▸ **STATED GOAL**
Indicate only the number of lines in the listing below in which the word "Sharma" appears.

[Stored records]
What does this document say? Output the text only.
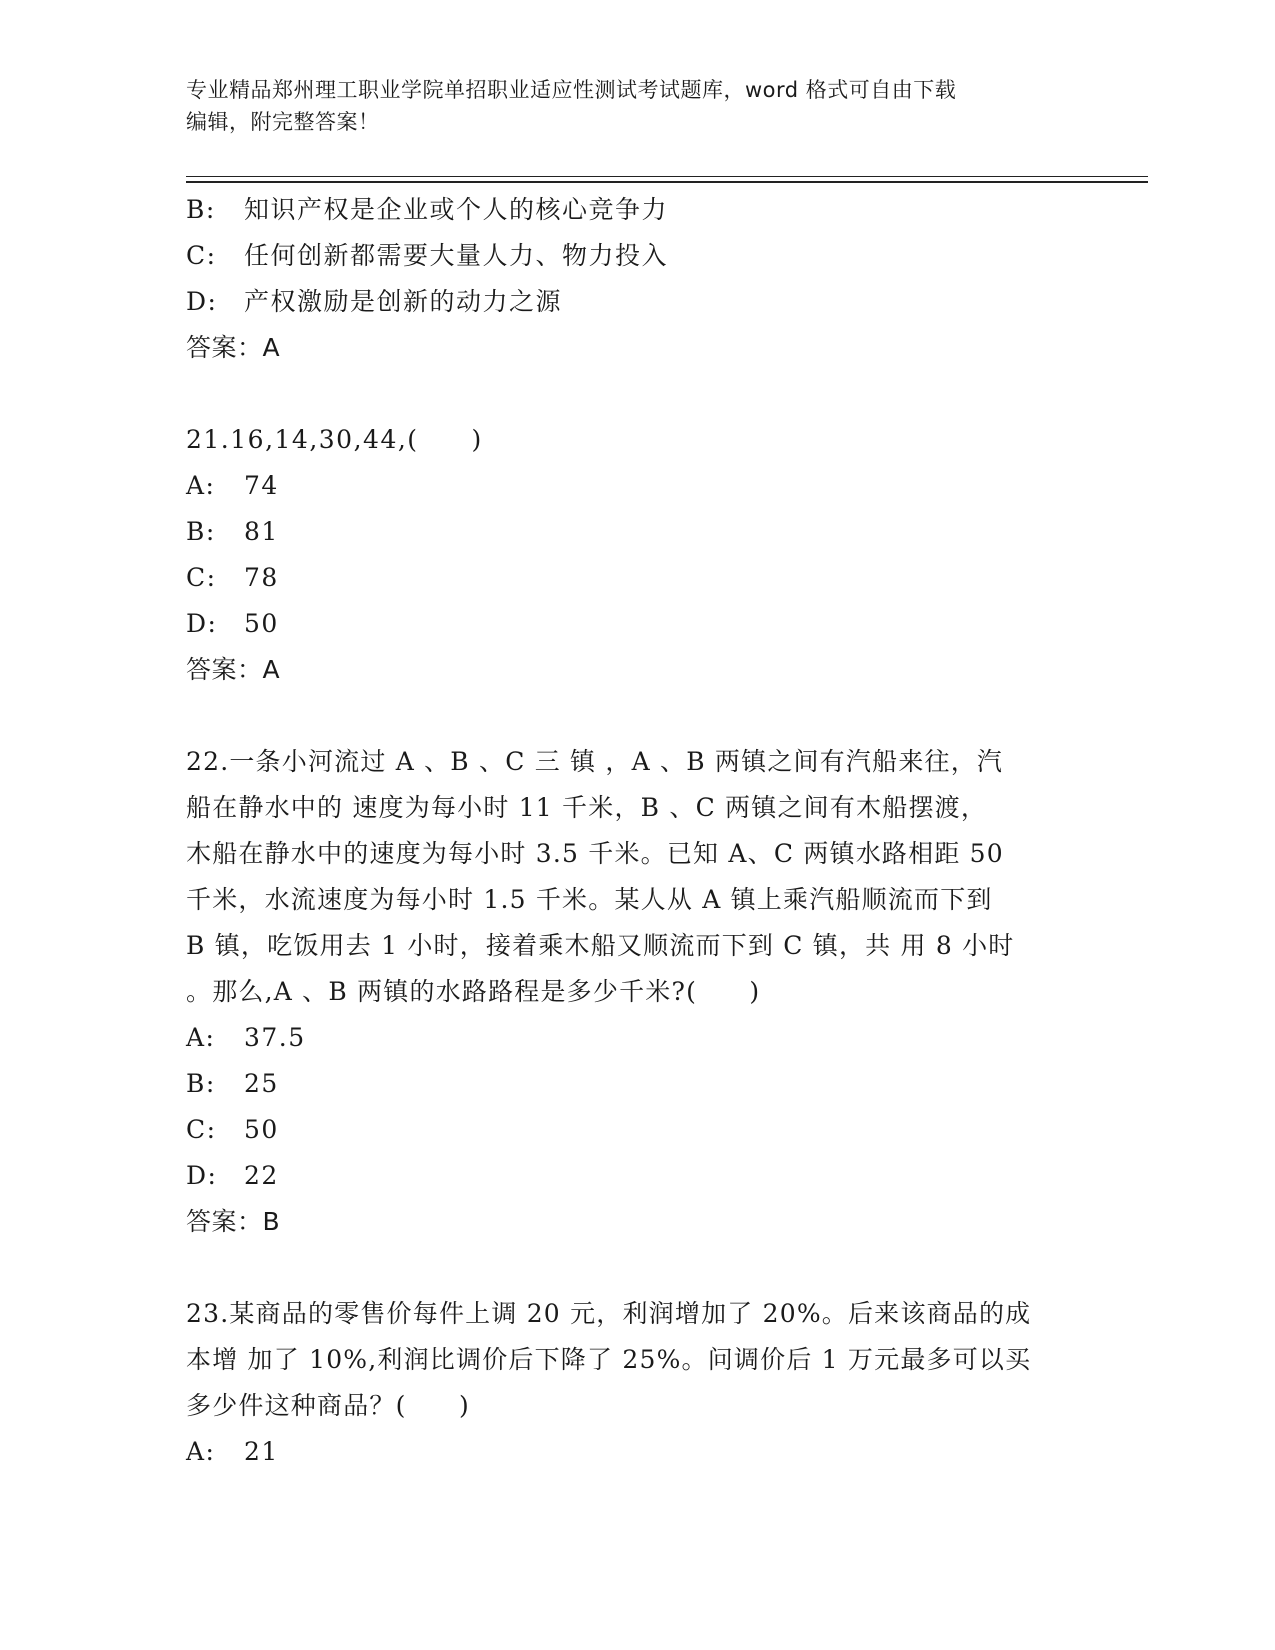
专业精品郑州理工职业学院单招职业适应性测试考试题库，word 格式可自由下载
编辑，附完整答案！
B:	知识产权是企业或个人的核心竞争力
C:	任何创新都需要大量人力、物力投入
D:	产权激励是创新的动力之源
答案：A
21.16,14,30,44,(　　)
A:	74
B:	81
C:	78
D:	50
答案：A
22.一条小河流过 A 、B 、C 三 镇 ，A 、B 两镇之间有汽船来往，汽
船在静水中的 速度为每小时 11 千米，B 、C 两镇之间有木船摆渡，
木船在静水中的速度为每小时 3.5 千米。已知 A、C 两镇水路相距 50
千米，水流速度为每小时 1.5 千米。某人从 A 镇上乘汽船顺流而下到
B 镇，吃饭用去 1 小时，接着乘木船又顺流而下到 C 镇，共 用 8 小时
。那么,A 、B 两镇的水路路程是多少千米?(　　)
A:	37.5
B:	25
C:	50
D:	22
答案：B
23.某商品的零售价每件上调 20 元，利润增加了 20%。后来该商品的成
本增 加了 10%,利润比调价后下降了 25%。问调价后 1 万元最多可以买
多少件这种商品？(　　)
A:	21
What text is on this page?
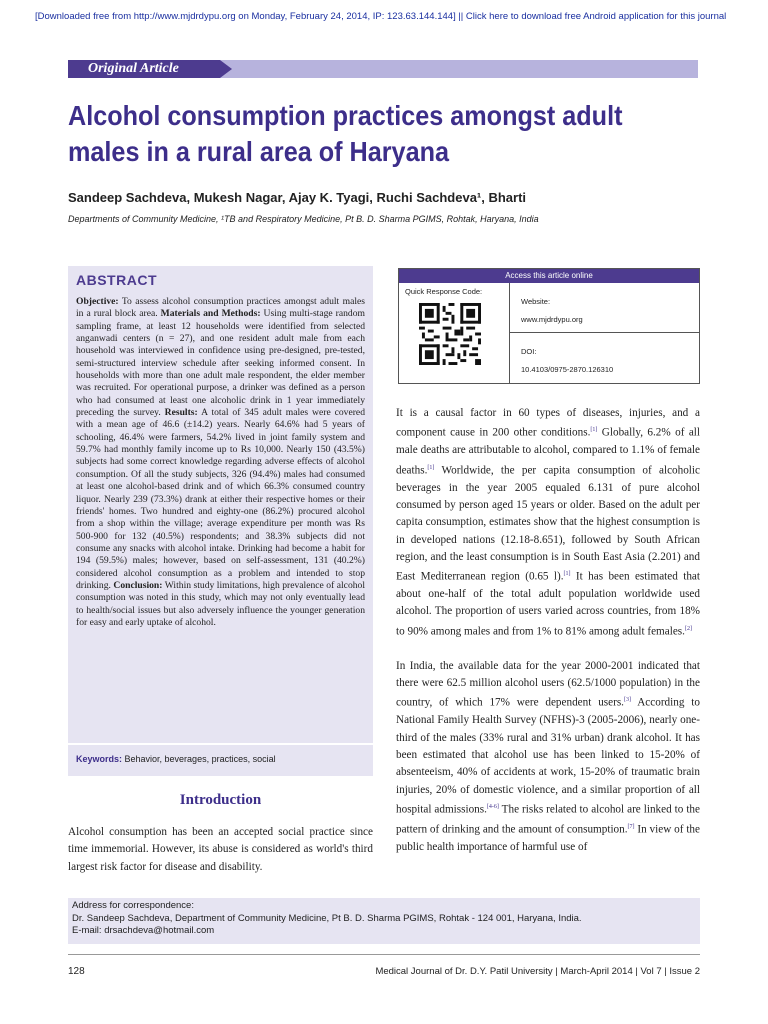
[Downloaded free from http://www.mjdrdypu.org on Monday, February 24, 2014, IP: 123.63.144.144] || Click here to download free Android application for this journal
Original Article
Alcohol consumption practices amongst adult males in a rural area of Haryana
Sandeep Sachdeva, Mukesh Nagar, Ajay K. Tyagi, Ruchi Sachdeva¹, Bharti
Departments of Community Medicine, ¹TB and Respiratory Medicine, Pt B. D. Sharma PGIMS, Rohtak, Haryana, India
ABSTRACT
Objective: To assess alcohol consumption practices amongst adult males in a rural block area. Materials and Methods: Using multi-stage random sampling frame, at least 12 households were identified from selected anganwadi centers (n = 27), and one resident adult male from each household was interviewed in confidence using pre-designed, pre-tested, semi-structured interview schedule after seeking informed consent. In households with more than one adult male respondent, the elder member was recruited. For operational purpose, a drinker was defined as a person who had consumed at least one alcoholic drink in 1 year immediately preceding the survey. Results: A total of 345 adult males were covered with a mean age of 46.6 (±14.2) years. Nearly 64.6% had 5 years of schooling, 46.4% were farmers, 54.2% lived in joint family system and 59.7% had monthly family income up to Rs 10,000. Nearly 150 (43.5%) subjects had some correct knowledge regarding adverse effects of alcohol consumption. Of all the study subjects, 326 (94.4%) males had consumed at least one alcohol-based drink and of which 66.3% consumed country liquor. Nearly 239 (73.3%) drank at either their respective homes or their friends' homes. Two hundred and eighty-one (86.2%) procured alcohol from a shop within the village; average expenditure per month was Rs 500-900 for 132 (40.5%) respondents; and 38.3% subjects did not consume any snacks with alcohol intake. Drinking had become a habit for 194 (59.5%) males; however, based on self-assessment, 131 (40.2%) considered alcohol consumption as a problem and intended to stop drinking. Conclusion: Within study limitations, high prevalence of alcohol consumption was noted in this study, which may not only eventually lead to health/social issues but also adversely influence the younger generation for easy and early uptake of alcohol.
Keywords: Behavior, beverages, practices, social
Access this article online
Quick Response Code:
Website:
www.mjdrdypu.org
DOI:
10.4103/0975-2870.126310

It is a causal factor in 60 types of diseases, injuries, and a component cause in 200 other conditions.[1] Globally, 6.2% of all male deaths are attributable to alcohol, compared to 1.1% of female deaths.[1] Worldwide, the per capita consumption of alcoholic beverages in the year 2005 equaled 6.131 of pure alcohol consumed by person aged 15 years or older. Based on the adult per capita consumption, estimates show that the highest consumption is in developed nations (12.18-8.651), followed by South African region, and the least consumption is in South East Asia (2.201) and East Mediterranean region (0.65 l).[1] It has been estimated that about one-half of the total adult population worldwide used alcohol. The proportion of users varied across countries, from 18% to 90% among males and from 1% to 81% among adult females.[2]

In India, the available data for the year 2000-2001 indicated that there were 62.5 million alcohol users (62.5/1000 population) in the country, of which 17% were dependent users.[3] According to National Family Health Survey (NFHS)-3 (2005-2006), nearly one-third of the males (33% rural and 31% urban) drank alcohol. It has been estimated that alcohol use has been linked to 15-20% of absenteeism, 40% of accidents at work, 15-20% of traumatic brain injuries, 20% of domestic violence, and a similar proportion of all hospital admissions.[4-6] The risks related to alcohol are linked to the pattern of drinking and the amount of consumption.[7] In view of the public health importance of harmful use of

Introduction

Alcohol consumption has been an accepted social practice since time immemorial. However, its abuse is considered as world's third largest risk factor for disease and disability.

Address for correspondence:
Dr. Sandeep Sachdeva, Department of Community Medicine, Pt B. D. Sharma PGIMS, Rohtak - 124 001, Haryana, India.
E-mail: drsachdeva@hotmail.com
128	Medical Journal of Dr. D.Y. Patil University | March-April 2014 | Vol 7 | Issue 2
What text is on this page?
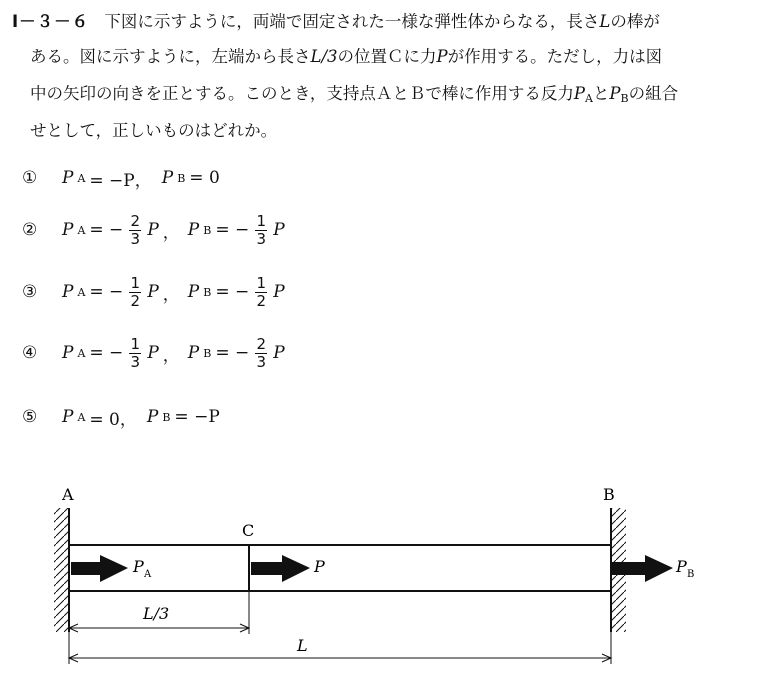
Ⅰ－３－６ 下図に示すように，両端で固定された一様な弾性体からなる，長さLの棒が
ある。図に示すように，左端から長さL/3の位置Ｃに力Pが作用する。ただし，力は図
中の矢印の向きを正とする。このとき，支持点ＡとＢで棒に作用する反力$P_A$と$P_B$の組合
せとして，正しいものはどれか。
①	P A = −P， P B = 0
②	P A = − $\frac{2}{3}$ P ， P B = − $\frac{1}{3}$ P
③	P A = − $\frac{1}{2}$ P ， P B = − $\frac{1}{2}$ P
④	P A = − $\frac{1}{3}$ P ， P B = − $\frac{2}{3}$ P
⑤	P A = 0， P B = −P
A	B
C
P A	P	P B
L/3
L
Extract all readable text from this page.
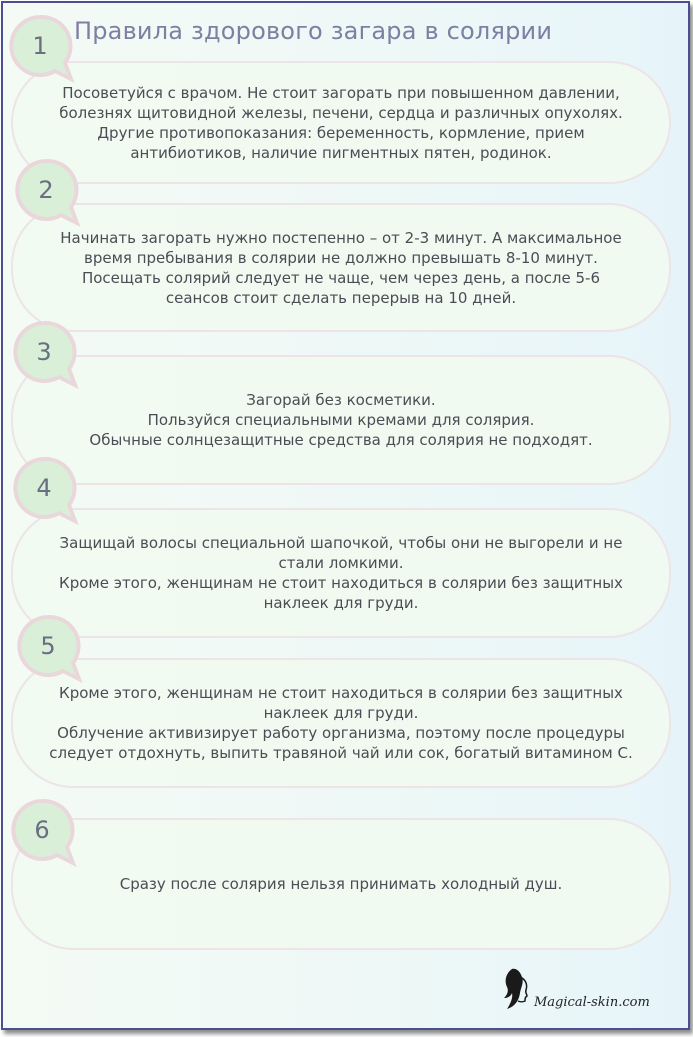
Правила здорового загара в солярии
Посоветуйся с врачом. Не стоит загорать при повышенном давлении,
болезнях щитовидной железы, печени, сердца и различных опухолях.
Другие противопоказания: беременность, кормление, прием
антибиотиков, наличие пигментных пятен, родинок.
Начинать загорать нужно постепенно – от 2-3 минут. А максимальное
время пребывания в солярии не должно превышать 8-10 минут.
Посещать солярий следует не чаще, чем через день, а после 5-6
сеансов стоит сделать перерыв на 10 дней.
Загорай без косметики.
Пользуйся специальными кремами для солярия.
Обычные солнцезащитные средства для солярия не подходят.
Защищай волосы специальной шапочкой, чтобы они не выгорели и не
стали ломкими.
Кроме этого, женщинам не стоит находиться в солярии без защитных
наклеек для груди.
Кроме этого, женщинам не стоит находиться в солярии без защитных
наклеек для груди.
Облучение активизирует работу организма, поэтому после процедуры
следует отдохнуть, выпить травяной чай или сок, богатый витамином С.
Сразу после солярия нельзя принимать холодный душ.
1
2
3
4
5
6
Magical-skin.com
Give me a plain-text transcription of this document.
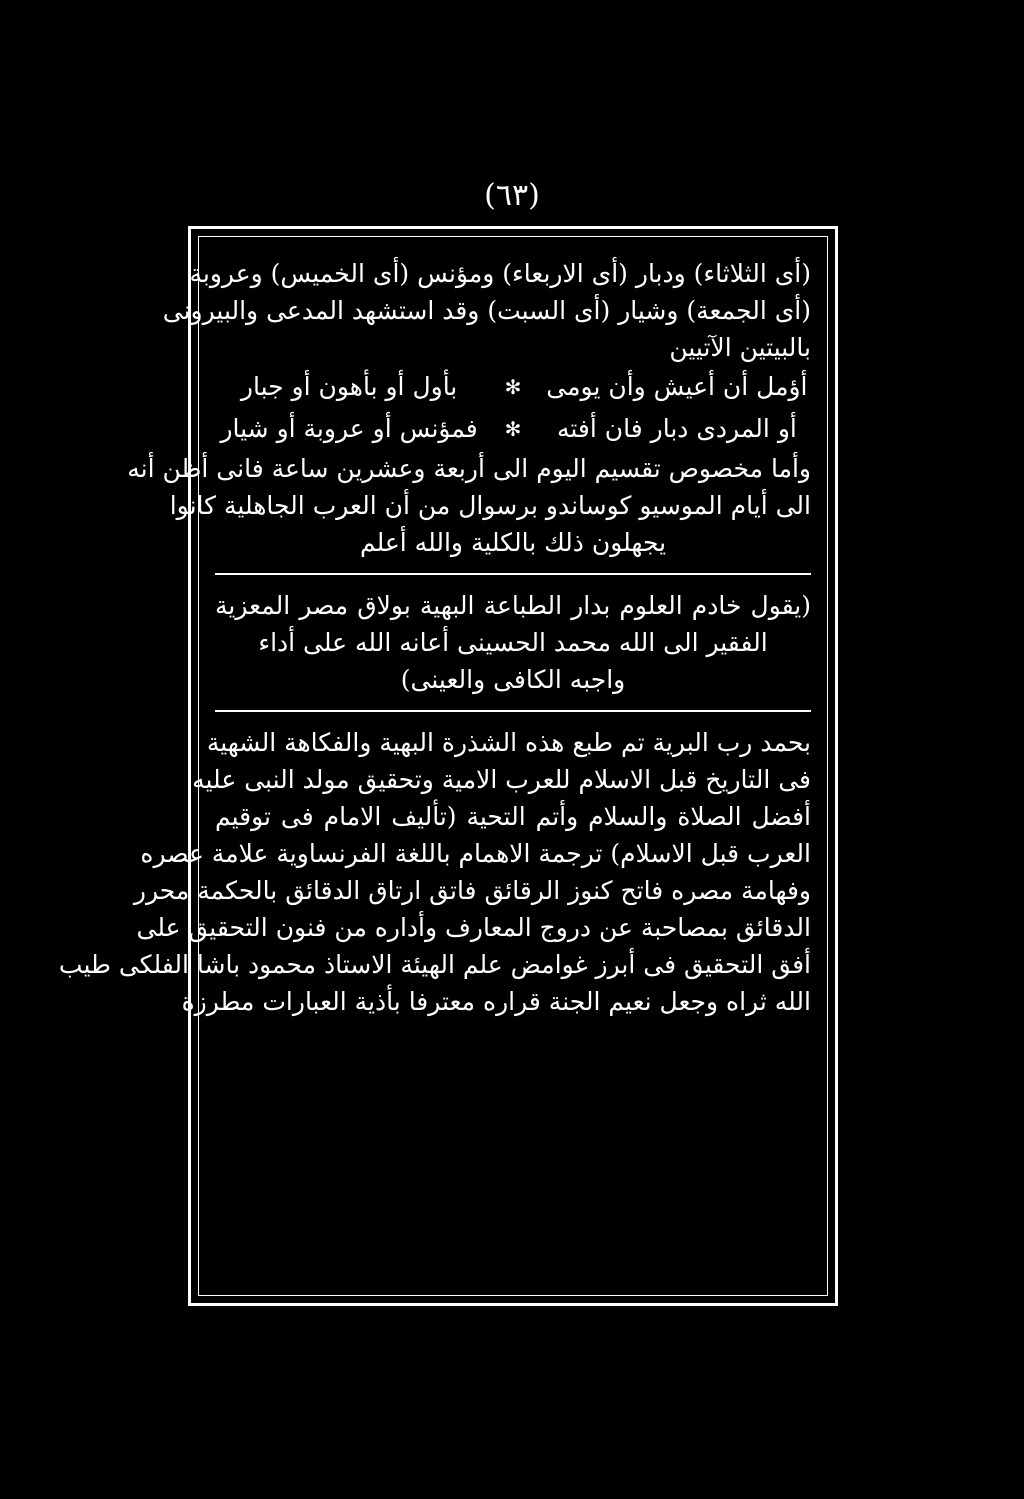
(٦٣)
(أى الثلاثاء) ودبار (أى الاربعاء) ومؤنس (أى الخميس) وعروبة
(أى الجمعة) وشيار (أى السبت) وقد استشهد المدعى والبيرونى
بالبيتين الآتيين
أؤمل أن أعيش وأن يومى
✻
بأول أو بأهون أو جبار
أو المردى دبار فان أفته
✻
فمؤنس أو عروبة أو شيار
وأما مخصوص تقسيم اليوم الى أربعة وعشرين ساعة فانى أظن أنه
الى أيام الموسيو كوساندو برسوال من أن العرب الجاهلية كانوا
يجهلون ذلك بالكلية والله أعلم
(يقول خادم العلوم بدار الطباعة البهية بولاق مصر المعزية
الفقير الى الله محمد الحسينى أعانه الله على أداء
واجبه الكافى والعينى)
بحمد رب البرية تم طبع هذه الشذرة البهية والفكاهة الشهية
فى التاريخ قبل الاسلام للعرب الامية وتحقيق مولد النبى عليه
أفضل الصلاة والسلام وأتم التحية (تأليف الامام فى توقيم
العرب قبل الاسلام) ترجمة الاهمام باللغة الفرنساوية علامة عصره
وفهامة مصره فاتح كنوز الرقائق فاتق ارتاق الدقائق بالحكمة محرر
الدقائق بمصاحبة عن دروج المعارف وأداره من فنون التحقيق على
أفق التحقيق فى أبرز غوامض علم الهيئة الاستاذ محمود باشا الفلكى طيب
الله ثراه وجعل نعيم الجنة قراره معترفا بأذية العبارات مطرزة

▸ **EXERCISE SOLUTION**
2